(TAREA PENDIENTE): Reproduce el listado empezando en la línea que contiene "output each element" y terminando tras la que contiene "arabic-letter: ث — [104, 290, 303, 342]". Sustituye "table-row" por "fila-de-tabla" y deja todo lo demás sin cambios.

(Entradas del conjunto de datos de maquetación)
-*-
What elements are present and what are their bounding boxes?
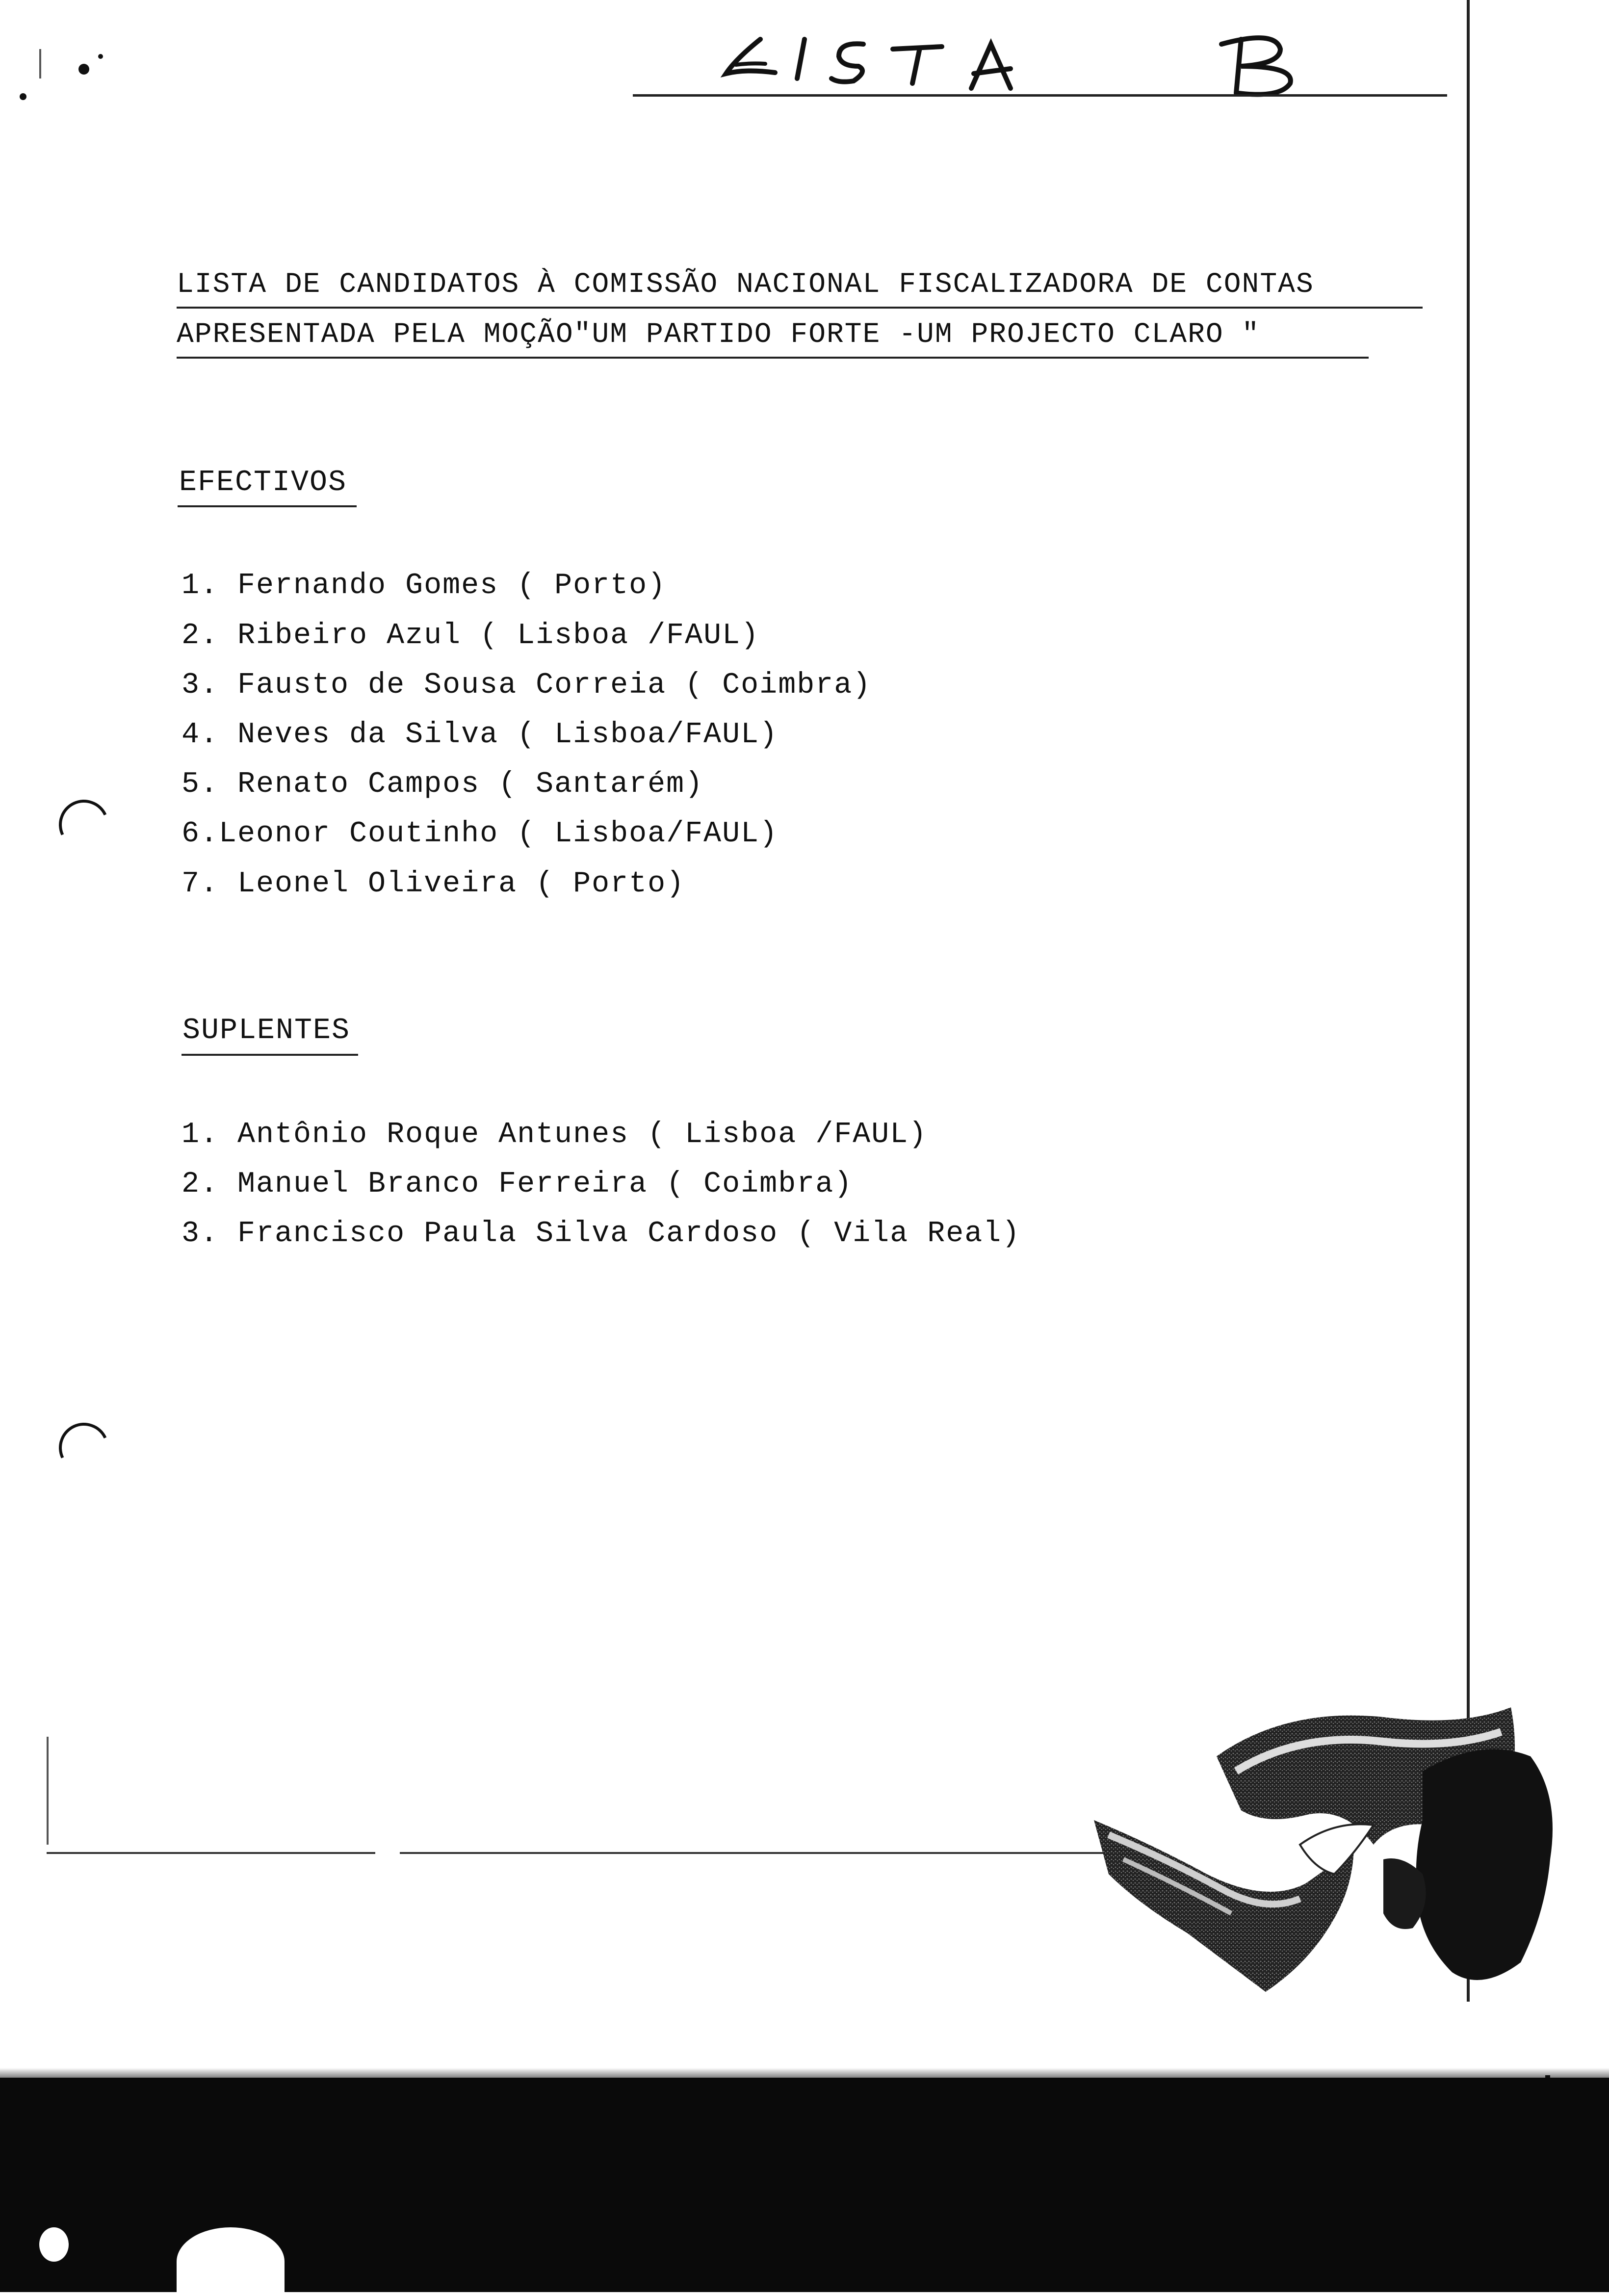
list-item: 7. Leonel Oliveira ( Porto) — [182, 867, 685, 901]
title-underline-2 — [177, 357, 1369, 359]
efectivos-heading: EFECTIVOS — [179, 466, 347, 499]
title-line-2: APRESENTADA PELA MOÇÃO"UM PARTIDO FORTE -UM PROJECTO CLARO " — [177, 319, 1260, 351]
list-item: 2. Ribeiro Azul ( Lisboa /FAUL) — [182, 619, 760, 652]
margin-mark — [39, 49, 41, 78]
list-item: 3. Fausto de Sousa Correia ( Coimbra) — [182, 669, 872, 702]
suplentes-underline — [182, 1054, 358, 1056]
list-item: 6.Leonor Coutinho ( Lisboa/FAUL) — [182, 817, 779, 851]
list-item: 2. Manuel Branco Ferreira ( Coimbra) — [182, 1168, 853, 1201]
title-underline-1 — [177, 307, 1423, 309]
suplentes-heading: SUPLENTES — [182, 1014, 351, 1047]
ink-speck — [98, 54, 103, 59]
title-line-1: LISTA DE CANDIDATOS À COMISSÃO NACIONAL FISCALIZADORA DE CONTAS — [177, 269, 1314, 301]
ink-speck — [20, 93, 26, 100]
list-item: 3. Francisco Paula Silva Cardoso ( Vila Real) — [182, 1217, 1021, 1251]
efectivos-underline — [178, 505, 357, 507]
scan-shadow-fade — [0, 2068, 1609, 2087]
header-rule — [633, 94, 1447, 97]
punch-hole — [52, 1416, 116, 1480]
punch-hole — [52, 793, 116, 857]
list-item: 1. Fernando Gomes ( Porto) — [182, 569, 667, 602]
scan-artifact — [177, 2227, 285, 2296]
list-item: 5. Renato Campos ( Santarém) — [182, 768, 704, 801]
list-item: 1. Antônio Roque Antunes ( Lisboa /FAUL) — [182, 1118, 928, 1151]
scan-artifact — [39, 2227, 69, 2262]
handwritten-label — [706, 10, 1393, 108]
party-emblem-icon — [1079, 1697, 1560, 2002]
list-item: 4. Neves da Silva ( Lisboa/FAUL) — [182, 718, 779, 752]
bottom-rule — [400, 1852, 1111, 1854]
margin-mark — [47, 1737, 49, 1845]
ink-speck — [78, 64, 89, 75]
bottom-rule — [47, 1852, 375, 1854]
-*-
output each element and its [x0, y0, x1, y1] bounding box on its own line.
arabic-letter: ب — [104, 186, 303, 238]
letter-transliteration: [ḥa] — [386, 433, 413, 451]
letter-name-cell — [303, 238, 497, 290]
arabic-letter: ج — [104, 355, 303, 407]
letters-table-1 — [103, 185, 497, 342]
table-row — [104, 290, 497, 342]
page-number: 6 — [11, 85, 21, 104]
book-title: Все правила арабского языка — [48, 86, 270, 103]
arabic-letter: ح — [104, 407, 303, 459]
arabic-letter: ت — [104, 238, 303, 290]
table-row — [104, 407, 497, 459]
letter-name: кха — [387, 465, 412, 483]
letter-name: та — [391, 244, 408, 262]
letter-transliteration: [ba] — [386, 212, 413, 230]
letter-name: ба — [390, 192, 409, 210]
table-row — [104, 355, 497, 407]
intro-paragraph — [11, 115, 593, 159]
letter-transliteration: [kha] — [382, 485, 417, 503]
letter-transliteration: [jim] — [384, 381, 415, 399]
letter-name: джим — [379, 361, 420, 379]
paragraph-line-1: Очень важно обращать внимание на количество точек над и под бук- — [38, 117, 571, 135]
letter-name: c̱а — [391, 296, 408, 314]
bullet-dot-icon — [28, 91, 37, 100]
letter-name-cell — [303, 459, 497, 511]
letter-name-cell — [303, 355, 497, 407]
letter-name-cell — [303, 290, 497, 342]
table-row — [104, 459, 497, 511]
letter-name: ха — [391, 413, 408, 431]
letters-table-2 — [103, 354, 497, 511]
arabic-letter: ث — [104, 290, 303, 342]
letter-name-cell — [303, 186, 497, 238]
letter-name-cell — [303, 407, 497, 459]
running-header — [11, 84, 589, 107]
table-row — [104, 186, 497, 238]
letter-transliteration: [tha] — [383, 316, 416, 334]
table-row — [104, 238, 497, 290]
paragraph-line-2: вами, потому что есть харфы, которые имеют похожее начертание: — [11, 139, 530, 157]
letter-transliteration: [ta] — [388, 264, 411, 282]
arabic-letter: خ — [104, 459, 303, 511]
-*-
(SALIDA COMPLETA):
output each element and its [x0, y0, x1, y1] bounding box on its own line.
arabic-letter: ب — [104, 186, 303, 238]
letter-transliteration: [ḥa] — [386, 433, 413, 451]
letter-name-cell — [303, 238, 497, 290]
arabic-letter: ج — [104, 355, 303, 407]
letters-table-1 — [103, 185, 497, 342]
fila-de-tabla — [104, 290, 497, 342]
page-number: 6 — [11, 85, 21, 104]
book-title: Все правила арабского языка — [48, 86, 270, 103]
arabic-letter: ح — [104, 407, 303, 459]
arabic-letter: ت — [104, 238, 303, 290]
fila-de-tabla — [104, 407, 497, 459]
letter-name: кха — [387, 465, 412, 483]
letter-name: та — [391, 244, 408, 262]
letter-transliteration: [ba] — [386, 212, 413, 230]
letter-name: ба — [390, 192, 409, 210]
fila-de-tabla — [104, 355, 497, 407]
intro-paragraph — [11, 115, 593, 159]
letter-transliteration: [kha] — [382, 485, 417, 503]
letter-transliteration: [jim] — [384, 381, 415, 399]
letter-name: джим — [379, 361, 420, 379]
paragraph-line-1: Очень важно обращать внимание на количество точек над и под бук- — [38, 117, 571, 135]
letter-name: c̱а — [391, 296, 408, 314]
bullet-dot-icon — [28, 91, 37, 100]
letter-name-cell — [303, 459, 497, 511]
letter-name-cell — [303, 355, 497, 407]
letter-name-cell — [303, 290, 497, 342]
fila-de-tabla — [104, 459, 497, 511]
letter-name: ха — [391, 413, 408, 431]
letters-table-2 — [103, 354, 497, 511]
arabic-letter: ث — [104, 290, 303, 342]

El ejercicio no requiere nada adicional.